— Start —

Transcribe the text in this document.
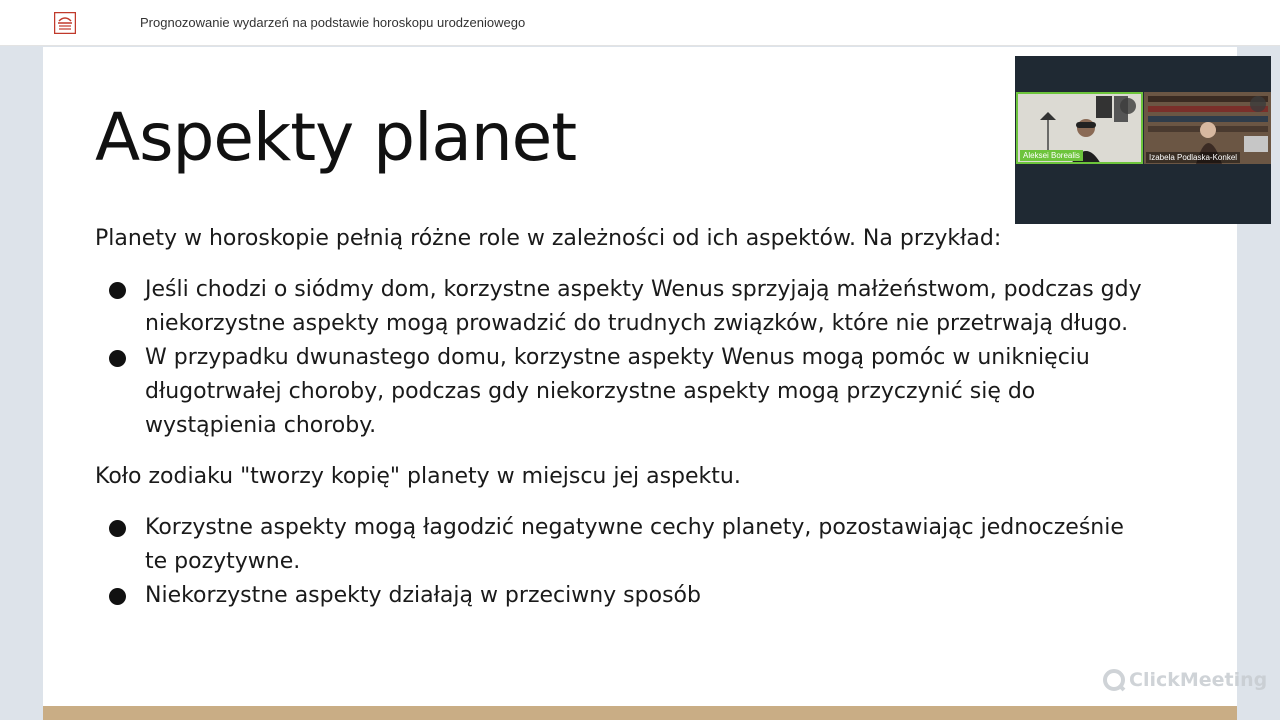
Prognozowanie wydarzeń na podstawie horoskopu urodzeniowego
Aspekty planet
Planety w horoskopie pełnią różne role w zależności od ich aspektów. Na przykład:
Jeśli chodzi o siódmy dom, korzystne aspekty Wenus sprzyjają małżeństwom, podczas gdy
niekorzystne aspekty mogą prowadzić do trudnych związków, które nie przetrwają długo.
W przypadku dwunastego domu, korzystne aspekty Wenus mogą pomóc w uniknięciu
długotrwałej choroby, podczas gdy niekorzystne aspekty mogą przyczynić się do
wystąpienia choroby.
Koło zodiaku "tworzy kopię" planety w miejscu jej aspektu.
Korzystne aspekty mogą łagodzić negatywne cechy planety, pozostawiając jednocześnie
te pozytywne.
Niekorzystne aspekty działają w przeciwny sposób
Aleksei Borealis	Izabela Podlaska-Konkel
ClickMeeting
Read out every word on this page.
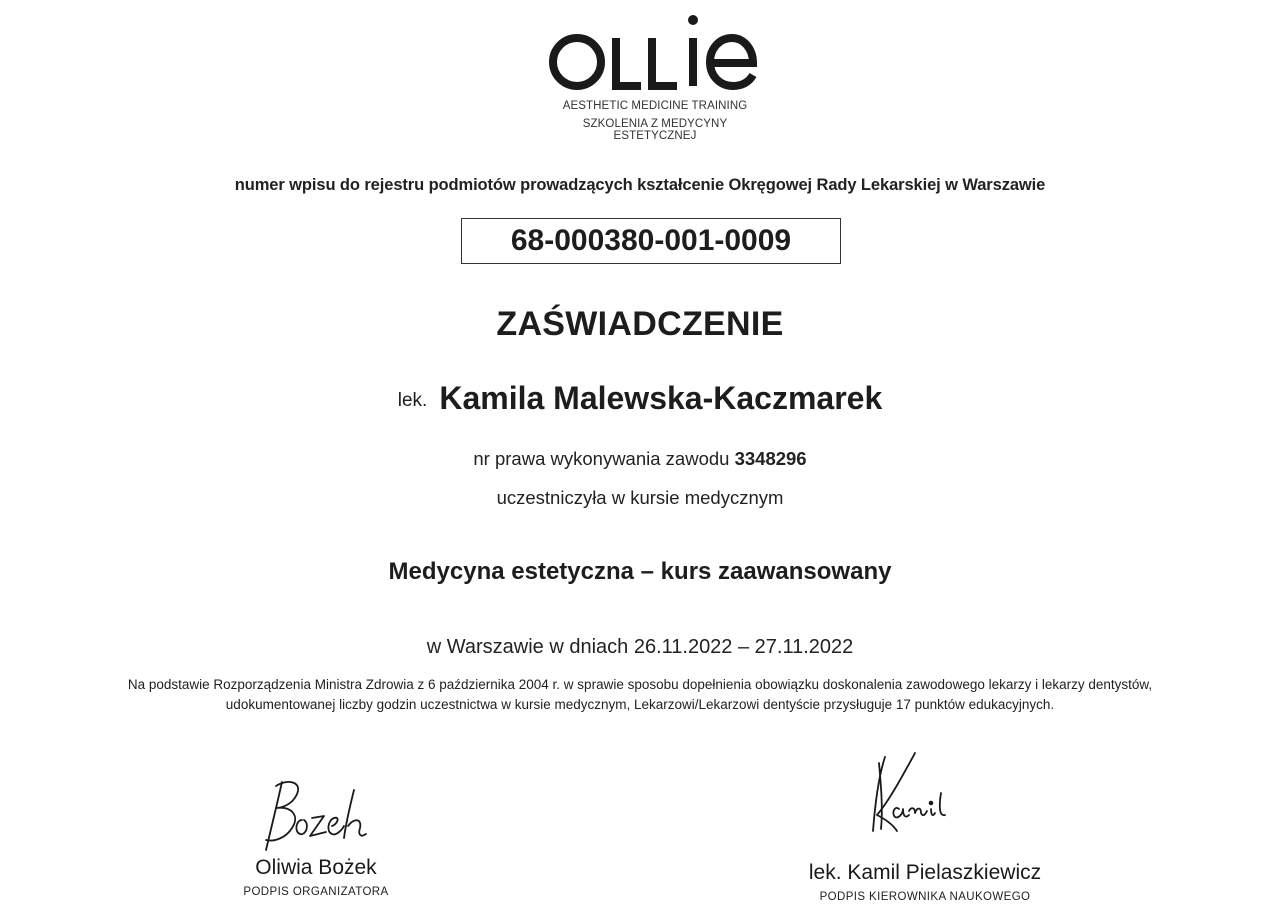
AESTHETIC MEDICINE TRAINING
SZKOLENIA Z MEDYCYNY ESTETYCZNEJ
numer wpisu do rejestru podmiotów prowadzących kształcenie Okręgowej Rady Lekarskiej w Warszawie
68-000380-001-0009
ZAŚWIADCZENIE
lek. Kamila Malewska-Kaczmarek
nr prawa wykonywania zawodu 3348296
uczestniczyła w kursie medycznym
Medycyna estetyczna – kurs zaawansowany
w Warszawie w dniach 26.11.2022 – 27.11.2022
Na podstawie Rozporządzenia Ministra Zdrowia z 6 października 2004 r. w sprawie sposobu dopełnienia obowiązku doskonalenia zawodowego lekarzy i lekarzy dentystów,
udokumentowanej liczby godzin uczestnictwa w kursie medycznym, Lekarzowi/Lekarzowi dentyście przysługuje 17 punktów edukacyjnych.
Oliwia Bożek
PODPIS ORGANIZATORA
lek. Kamil Pielaszkiewicz
PODPIS KIEROWNIKA NAUKOWEGO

— End —

■ Task brief
Skip every picture and transcribe the data above exactly.

■ Task response
Transcribe the text in this document.
Prognozowanie wydarzeń na podstawie horoskopu urodzeniowego
Aspekty planet
Planety w horoskopie pełnią różne role w zależności od ich aspektów. Na przykład:
Jeśli chodzi o siódmy dom, korzystne aspekty Wenus sprzyjają małżeństwom, podczas gdy
niekorzystne aspekty mogą prowadzić do trudnych związków, które nie przetrwają długo.
W przypadku dwunastego domu, korzystne aspekty Wenus mogą pomóc w uniknięciu
długotrwałej choroby, podczas gdy niekorzystne aspekty mogą przyczynić się do
wystąpienia choroby.
Koło zodiaku "tworzy kopię" planety w miejscu jej aspektu.
Korzystne aspekty mogą łagodzić negatywne cechy planety, pozostawiając jednocześnie
te pozytywne.
Niekorzystne aspekty działają w przeciwny sposób
Aleksei Borealis	Izabela Podlaska-Konkel
ClickMeeting
Read out every word on this page.
AESTHETIC MEDICINE TRAINING
SZKOLENIA Z MEDYCYNY ESTETYCZNEJ
numer wpisu do rejestru podmiotów prowadzących kształcenie Okręgowej Rady Lekarskiej w Warszawie
68-000380-001-0009
ZAŚWIADCZENIE
lek. Kamila Malewska-Kaczmarek
nr prawa wykonywania zawodu 3348296
uczestniczyła w kursie medycznym
Medycyna estetyczna – kurs zaawansowany
w Warszawie w dniach 26.11.2022 – 27.11.2022
Na podstawie Rozporządzenia Ministra Zdrowia z 6 października 2004 r. w sprawie sposobu dopełnienia obowiązku doskonalenia zawodowego lekarzy i lekarzy dentystów,
udokumentowanej liczby godzin uczestnictwa w kursie medycznym, Lekarzowi/Lekarzowi dentyście przysługuje 17 punktów edukacyjnych.
Oliwia Bożek
PODPIS ORGANIZATORA
lek. Kamil Pielaszkiewicz
PODPIS KIEROWNIKA NAUKOWEGO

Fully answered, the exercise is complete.